* [Exercise goal] Copy, from the entries below, each line in which the string "Αυτισμό" appears.

(A run of records)
+ + + + +
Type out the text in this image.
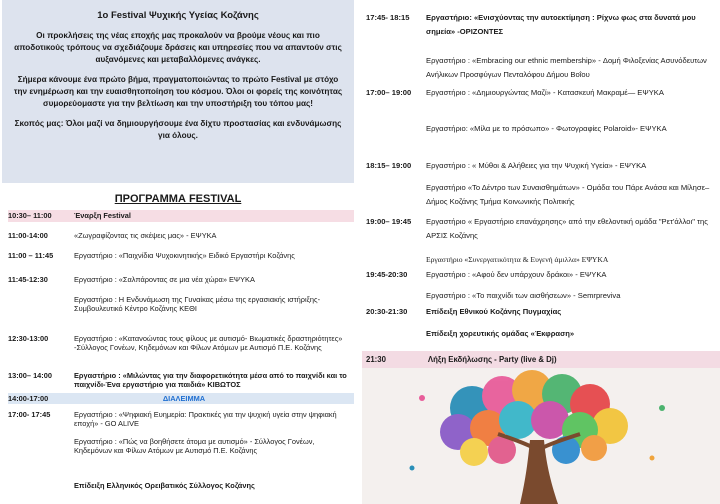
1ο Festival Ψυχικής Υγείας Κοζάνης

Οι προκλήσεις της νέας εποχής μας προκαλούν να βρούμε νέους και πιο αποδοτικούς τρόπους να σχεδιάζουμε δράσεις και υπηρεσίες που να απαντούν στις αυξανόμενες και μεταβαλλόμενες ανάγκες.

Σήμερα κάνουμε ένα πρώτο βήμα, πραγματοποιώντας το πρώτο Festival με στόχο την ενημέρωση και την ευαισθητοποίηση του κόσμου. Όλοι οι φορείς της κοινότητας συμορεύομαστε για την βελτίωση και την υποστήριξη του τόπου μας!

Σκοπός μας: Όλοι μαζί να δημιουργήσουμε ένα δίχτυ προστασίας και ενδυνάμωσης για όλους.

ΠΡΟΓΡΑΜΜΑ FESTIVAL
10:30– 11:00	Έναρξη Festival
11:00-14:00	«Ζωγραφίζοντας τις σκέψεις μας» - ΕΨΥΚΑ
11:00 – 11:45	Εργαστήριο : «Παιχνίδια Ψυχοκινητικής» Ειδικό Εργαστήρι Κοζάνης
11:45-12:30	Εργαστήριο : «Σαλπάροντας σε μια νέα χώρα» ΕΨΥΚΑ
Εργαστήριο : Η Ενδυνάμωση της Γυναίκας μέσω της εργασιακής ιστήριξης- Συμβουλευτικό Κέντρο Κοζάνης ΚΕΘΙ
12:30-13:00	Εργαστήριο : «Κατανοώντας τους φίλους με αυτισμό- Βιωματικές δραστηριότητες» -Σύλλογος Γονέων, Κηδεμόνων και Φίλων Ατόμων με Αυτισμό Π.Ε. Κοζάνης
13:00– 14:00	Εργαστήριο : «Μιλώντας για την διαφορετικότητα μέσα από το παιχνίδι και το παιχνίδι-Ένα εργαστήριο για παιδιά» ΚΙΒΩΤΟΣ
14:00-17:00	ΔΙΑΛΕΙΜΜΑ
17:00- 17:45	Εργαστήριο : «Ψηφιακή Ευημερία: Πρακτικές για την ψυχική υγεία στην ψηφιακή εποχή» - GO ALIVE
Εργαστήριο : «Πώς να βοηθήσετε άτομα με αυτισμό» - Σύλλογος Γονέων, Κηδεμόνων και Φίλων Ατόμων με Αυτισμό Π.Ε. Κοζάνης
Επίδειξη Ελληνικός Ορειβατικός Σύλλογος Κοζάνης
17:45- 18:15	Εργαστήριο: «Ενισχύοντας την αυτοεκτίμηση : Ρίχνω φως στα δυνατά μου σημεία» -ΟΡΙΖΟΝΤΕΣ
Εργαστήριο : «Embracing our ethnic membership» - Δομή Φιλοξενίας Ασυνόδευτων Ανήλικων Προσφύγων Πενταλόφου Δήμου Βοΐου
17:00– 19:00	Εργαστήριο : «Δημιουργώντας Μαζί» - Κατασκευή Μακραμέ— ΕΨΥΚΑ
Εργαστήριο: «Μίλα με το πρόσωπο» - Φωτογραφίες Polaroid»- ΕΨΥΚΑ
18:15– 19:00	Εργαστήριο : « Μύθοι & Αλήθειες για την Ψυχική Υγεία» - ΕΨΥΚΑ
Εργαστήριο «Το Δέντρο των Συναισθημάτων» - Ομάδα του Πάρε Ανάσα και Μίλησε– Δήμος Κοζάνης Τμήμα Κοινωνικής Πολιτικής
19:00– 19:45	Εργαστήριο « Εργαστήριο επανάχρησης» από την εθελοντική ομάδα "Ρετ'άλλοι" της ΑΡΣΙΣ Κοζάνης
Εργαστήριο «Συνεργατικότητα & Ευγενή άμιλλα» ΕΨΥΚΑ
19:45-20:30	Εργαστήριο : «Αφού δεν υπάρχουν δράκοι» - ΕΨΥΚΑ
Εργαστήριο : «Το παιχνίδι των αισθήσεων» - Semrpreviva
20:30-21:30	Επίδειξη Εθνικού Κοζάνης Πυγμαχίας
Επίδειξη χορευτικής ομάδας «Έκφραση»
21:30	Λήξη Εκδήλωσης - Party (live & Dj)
+ + + + +
* [Result of this exercise]
12:30-13:00	Εργαστήριο : «Κατανοώντας τους φίλους με αυτισμό- Βιωματικές δραστηριότητες» -Σύλλογος Γονέων, Κηδεμόνων και Φίλων Ατόμων με Αυτισμό Π.Ε. Κοζάνης
Εργαστήριο : «Πώς να βοηθήσετε άτομα με αυτισμό» - Σύλλογος Γονέων, Κηδεμόνων και Φίλων Ατόμων με Αυτισμό Π.Ε. Κοζάνης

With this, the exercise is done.